> Work to be completed
Retype the records below exactly as they appear.

(Dataset rows about figures)
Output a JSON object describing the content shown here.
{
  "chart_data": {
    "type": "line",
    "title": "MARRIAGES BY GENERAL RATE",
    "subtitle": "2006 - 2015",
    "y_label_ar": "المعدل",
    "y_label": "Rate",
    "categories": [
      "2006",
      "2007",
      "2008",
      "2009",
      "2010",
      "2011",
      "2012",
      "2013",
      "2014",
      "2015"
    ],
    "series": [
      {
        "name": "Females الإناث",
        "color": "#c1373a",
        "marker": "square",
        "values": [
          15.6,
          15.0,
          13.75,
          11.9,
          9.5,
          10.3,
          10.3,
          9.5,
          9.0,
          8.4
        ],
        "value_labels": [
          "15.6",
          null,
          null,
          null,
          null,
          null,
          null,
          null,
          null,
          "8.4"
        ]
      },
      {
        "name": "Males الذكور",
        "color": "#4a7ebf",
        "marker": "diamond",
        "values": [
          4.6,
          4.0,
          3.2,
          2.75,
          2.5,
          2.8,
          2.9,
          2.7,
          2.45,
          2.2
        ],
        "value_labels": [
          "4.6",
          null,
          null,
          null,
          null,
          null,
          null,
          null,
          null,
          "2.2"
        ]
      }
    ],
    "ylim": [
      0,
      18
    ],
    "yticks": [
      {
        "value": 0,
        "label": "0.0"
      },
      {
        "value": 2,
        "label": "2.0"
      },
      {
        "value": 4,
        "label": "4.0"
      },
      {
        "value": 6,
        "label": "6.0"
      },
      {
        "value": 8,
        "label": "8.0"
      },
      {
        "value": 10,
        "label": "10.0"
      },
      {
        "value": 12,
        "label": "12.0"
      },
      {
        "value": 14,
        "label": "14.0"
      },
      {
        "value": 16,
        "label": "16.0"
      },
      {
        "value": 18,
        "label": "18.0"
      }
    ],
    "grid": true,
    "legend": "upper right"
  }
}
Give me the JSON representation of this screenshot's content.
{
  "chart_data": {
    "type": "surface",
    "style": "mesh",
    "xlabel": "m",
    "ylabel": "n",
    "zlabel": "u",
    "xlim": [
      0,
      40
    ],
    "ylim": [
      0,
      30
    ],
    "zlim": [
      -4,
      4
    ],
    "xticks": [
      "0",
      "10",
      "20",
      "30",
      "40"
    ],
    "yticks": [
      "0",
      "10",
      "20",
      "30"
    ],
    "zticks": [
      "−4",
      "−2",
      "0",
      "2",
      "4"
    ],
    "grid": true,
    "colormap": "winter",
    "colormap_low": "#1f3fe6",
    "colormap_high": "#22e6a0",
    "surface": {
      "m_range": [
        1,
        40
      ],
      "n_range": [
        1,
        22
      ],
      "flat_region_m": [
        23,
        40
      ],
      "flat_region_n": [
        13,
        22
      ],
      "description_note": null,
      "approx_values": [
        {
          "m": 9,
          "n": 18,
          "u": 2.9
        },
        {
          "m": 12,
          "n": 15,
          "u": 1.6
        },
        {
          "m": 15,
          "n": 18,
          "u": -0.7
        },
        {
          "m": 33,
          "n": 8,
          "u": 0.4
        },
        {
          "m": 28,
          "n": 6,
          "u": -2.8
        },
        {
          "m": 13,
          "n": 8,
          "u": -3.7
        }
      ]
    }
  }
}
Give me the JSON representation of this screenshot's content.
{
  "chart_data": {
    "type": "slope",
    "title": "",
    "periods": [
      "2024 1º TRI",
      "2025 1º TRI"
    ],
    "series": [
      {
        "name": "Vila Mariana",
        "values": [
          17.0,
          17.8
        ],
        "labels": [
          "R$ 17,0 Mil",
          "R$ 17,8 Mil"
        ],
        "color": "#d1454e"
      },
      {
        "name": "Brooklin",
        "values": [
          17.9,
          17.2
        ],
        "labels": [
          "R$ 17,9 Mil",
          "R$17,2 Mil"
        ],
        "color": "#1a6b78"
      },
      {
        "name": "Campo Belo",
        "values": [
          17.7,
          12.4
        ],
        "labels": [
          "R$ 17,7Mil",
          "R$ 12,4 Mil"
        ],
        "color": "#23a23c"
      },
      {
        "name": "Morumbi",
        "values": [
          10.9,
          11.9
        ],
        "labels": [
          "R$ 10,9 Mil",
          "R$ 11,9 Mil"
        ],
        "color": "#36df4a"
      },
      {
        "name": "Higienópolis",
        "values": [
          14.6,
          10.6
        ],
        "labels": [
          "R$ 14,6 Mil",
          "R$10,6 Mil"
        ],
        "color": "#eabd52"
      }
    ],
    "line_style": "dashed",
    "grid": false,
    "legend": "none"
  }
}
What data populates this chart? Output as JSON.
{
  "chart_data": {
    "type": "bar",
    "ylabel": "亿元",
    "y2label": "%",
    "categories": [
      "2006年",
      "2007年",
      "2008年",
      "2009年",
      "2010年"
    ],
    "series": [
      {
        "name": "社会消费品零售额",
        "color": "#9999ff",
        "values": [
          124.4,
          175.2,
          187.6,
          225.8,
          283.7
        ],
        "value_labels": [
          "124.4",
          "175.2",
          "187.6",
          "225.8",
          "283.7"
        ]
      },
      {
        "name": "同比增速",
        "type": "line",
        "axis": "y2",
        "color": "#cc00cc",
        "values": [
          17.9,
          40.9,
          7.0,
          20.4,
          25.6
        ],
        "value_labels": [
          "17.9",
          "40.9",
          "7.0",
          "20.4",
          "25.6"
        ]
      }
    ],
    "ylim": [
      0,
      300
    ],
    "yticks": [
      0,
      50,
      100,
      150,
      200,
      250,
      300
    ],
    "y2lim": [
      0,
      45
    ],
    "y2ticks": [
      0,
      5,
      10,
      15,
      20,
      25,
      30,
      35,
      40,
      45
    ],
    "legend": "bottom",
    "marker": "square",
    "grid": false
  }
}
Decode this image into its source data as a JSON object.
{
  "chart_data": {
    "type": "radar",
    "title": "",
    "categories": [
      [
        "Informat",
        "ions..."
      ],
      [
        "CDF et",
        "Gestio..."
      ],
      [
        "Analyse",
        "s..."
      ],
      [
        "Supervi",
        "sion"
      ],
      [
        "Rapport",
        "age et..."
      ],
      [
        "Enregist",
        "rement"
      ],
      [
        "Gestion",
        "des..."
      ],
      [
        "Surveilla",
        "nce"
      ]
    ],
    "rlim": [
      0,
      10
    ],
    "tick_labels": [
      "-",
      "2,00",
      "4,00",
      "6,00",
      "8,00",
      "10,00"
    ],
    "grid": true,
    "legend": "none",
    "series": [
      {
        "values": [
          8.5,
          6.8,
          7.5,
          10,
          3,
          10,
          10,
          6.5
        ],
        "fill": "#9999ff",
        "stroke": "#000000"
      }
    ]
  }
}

> Exercise answer
Output a JSON object describing the content shown here.
{
  "chart_data": {
    "type": "line",
    "title": "MARRIAGES BY GENERAL RATE",
    "subtitle": "2006 - 2015",
    "y_label_ar": "المعدل",
    "y_label": "Rate",
    "categories": [
      "2006",
      "2007",
      "2008",
      "2009",
      "2010",
      "2011",
      "2012",
      "2013",
      "2014",
      "2015"
    ],
    "series": [
      {
        "name": "Females الإناث",
        "color": "#c1373a",
        "marker": "square",
        "values": [
          15.6,
          15.0,
          13.75,
          11.9,
          9.5,
          10.3,
          10.3,
          9.5,
          9.0,
          8.4
        ],
        "value_labels": [
          "15.6",
          null,
          null,
          null,
          null,
          null,
          null,
          null,
          null,
          "8.4"
        ]
      },
      {
        "name": "Males الذكور",
        "color": "#4a7ebf",
        "marker": "diamond",
        "values": [
          4.6,
          4.0,
          3.2,
          2.75,
          2.5,
          2.8,
          2.9,
          2.7,
          2.45,
          2.2
        ],
        "value_labels": [
          "4.6",
          null,
          null,
          null,
          null,
          null,
          null,
          null,
          null,
          "2.2"
        ]
      }
    ],
    "ylim": [
      0,
      18
    ],
    "yticks": [
      {
        "value": 0,
        "label": "0.0"
      },
      {
        "value": 2,
        "label": "2.0"
      },
      {
        "value": 4,
        "label": "4.0"
      },
      {
        "value": 6,
        "label": "6.0"
      },
      {
        "value": 8,
        "label": "8.0"
      },
      {
        "value": 10,
        "label": "10.0"
      },
      {
        "value": 12,
        "label": "12.0"
      },
      {
        "value": 14,
        "label": "14.0"
      },
      {
        "value": 16,
        "label": "16.0"
      },
      {
        "value": 18,
        "label": "18.0"
      }
    ],
    "grid": true,
    "legend": "upper right"
  }
}
Give me the JSON representation of this screenshot's content.
{
  "chart_data": {
    "type": "surface",
    "style": "mesh",
    "xlabel": "m",
    "ylabel": "n",
    "zlabel": "u",
    "xlim": [
      0,
      40
    ],
    "ylim": [
      0,
      30
    ],
    "zlim": [
      -4,
      4
    ],
    "xticks": [
      "0",
      "10",
      "20",
      "30",
      "40"
    ],
    "yticks": [
      "0",
      "10",
      "20",
      "30"
    ],
    "zticks": [
      "−4",
      "−2",
      "0",
      "2",
      "4"
    ],
    "grid": true,
    "colormap": "winter",
    "colormap_low": "#1f3fe6",
    "colormap_high": "#22e6a0",
    "surface": {
      "m_range": [
        1,
        40
      ],
      "n_range": [
        1,
        22
      ],
      "flat_region_m": [
        23,
        40
      ],
      "flat_region_n": [
        13,
        22
      ],
      "description_note": null,
      "approx_values": [
        {
          "m": 9,
          "n": 18,
          "u": 2.9
        },
        {
          "m": 12,
          "n": 15,
          "u": 1.6
        },
        {
          "m": 15,
          "n": 18,
          "u": -0.7
        },
        {
          "m": 33,
          "n": 8,
          "u": 0.4
        },
        {
          "m": 28,
          "n": 6,
          "u": -2.8
        },
        {
          "m": 13,
          "n": 8,
          "u": -3.7
        }
      ]
    }
  }
}
Give me the JSON representation of this screenshot's content.
{
  "chart_data": {
    "type": "slope",
    "title": "",
    "periods": [
      "2024 1º TRI",
      "2025 1º TRI"
    ],
    "series": [
      {
        "name": "Vila Mariana",
        "values": [
          17.0,
          17.8
        ],
        "labels": [
          "R$ 17,0 Mil",
          "R$ 17,8 Mil"
        ],
        "color": "#d1454e"
      },
      {
        "name": "Brooklin",
        "values": [
          17.9,
          17.2
        ],
        "labels": [
          "R$ 17,9 Mil",
          "R$17,2 Mil"
        ],
        "color": "#1a6b78"
      },
      {
        "name": "Campo Belo",
        "values": [
          17.7,
          12.4
        ],
        "labels": [
          "R$ 17,7Mil",
          "R$ 12,4 Mil"
        ],
        "color": "#23a23c"
      },
      {
        "name": "Morumbi",
        "values": [
          10.9,
          11.9
        ],
        "labels": [
          "R$ 10,9 Mil",
          "R$ 11,9 Mil"
        ],
        "color": "#36df4a"
      },
      {
        "name": "Higienópolis",
        "values": [
          14.6,
          10.6
        ],
        "labels": [
          "R$ 14,6 Mil",
          "R$10,6 Mil"
        ],
        "color": "#eabd52"
      }
    ],
    "line_style": "dashed",
    "grid": false,
    "legend": "none"
  }
}
What data populates this chart? Output as JSON.
{
  "chart_data": {
    "type": "bar",
    "ylabel": "亿元",
    "y2label": "%",
    "categories": [
      "2006年",
      "2007年",
      "2008年",
      "2009年",
      "2010年"
    ],
    "series": [
      {
        "name": "社会消费品零售额",
        "color": "#9999ff",
        "values": [
          124.4,
          175.2,
          187.6,
          225.8,
          283.7
        ],
        "value_labels": [
          "124.4",
          "175.2",
          "187.6",
          "225.8",
          "283.7"
        ]
      },
      {
        "name": "同比增速",
        "type": "line",
        "axis": "y2",
        "color": "#cc00cc",
        "values": [
          17.9,
          40.9,
          7.0,
          20.4,
          25.6
        ],
        "value_labels": [
          "17.9",
          "40.9",
          "7.0",
          "20.4",
          "25.6"
        ]
      }
    ],
    "ylim": [
      0,
      300
    ],
    "yticks": [
      0,
      50,
      100,
      150,
      200,
      250,
      300
    ],
    "y2lim": [
      0,
      45
    ],
    "y2ticks": [
      0,
      5,
      10,
      15,
      20,
      25,
      30,
      35,
      40,
      45
    ],
    "legend": "bottom",
    "marker": "square",
    "grid": false
  }
}
Decode this image into its source data as a JSON object.
{
  "chart_data": {
    "type": "radar",
    "title": "",
    "categories": [
      [
        "Informat",
        "ions..."
      ],
      [
        "CDF et",
        "Gestio..."
      ],
      [
        "Analyse",
        "s..."
      ],
      [
        "Supervi",
        "sion"
      ],
      [
        "Rapport",
        "age et..."
      ],
      [
        "Enregist",
        "rement"
      ],
      [
        "Gestion",
        "des..."
      ],
      [
        "Surveilla",
        "nce"
      ]
    ],
    "rlim": [
      0,
      10
    ],
    "tick_labels": [
      "-",
      "2,00",
      "4,00",
      "6,00",
      "8,00",
      "10,00"
    ],
    "grid": true,
    "legend": "none",
    "series": [
      {
        "values": [
          8.5,
          6.8,
          7.5,
          10,
          3,
          10,
          10,
          6.5
        ],
        "fill": "#9999ff",
        "stroke": "#000000"
      }
    ]
  }
}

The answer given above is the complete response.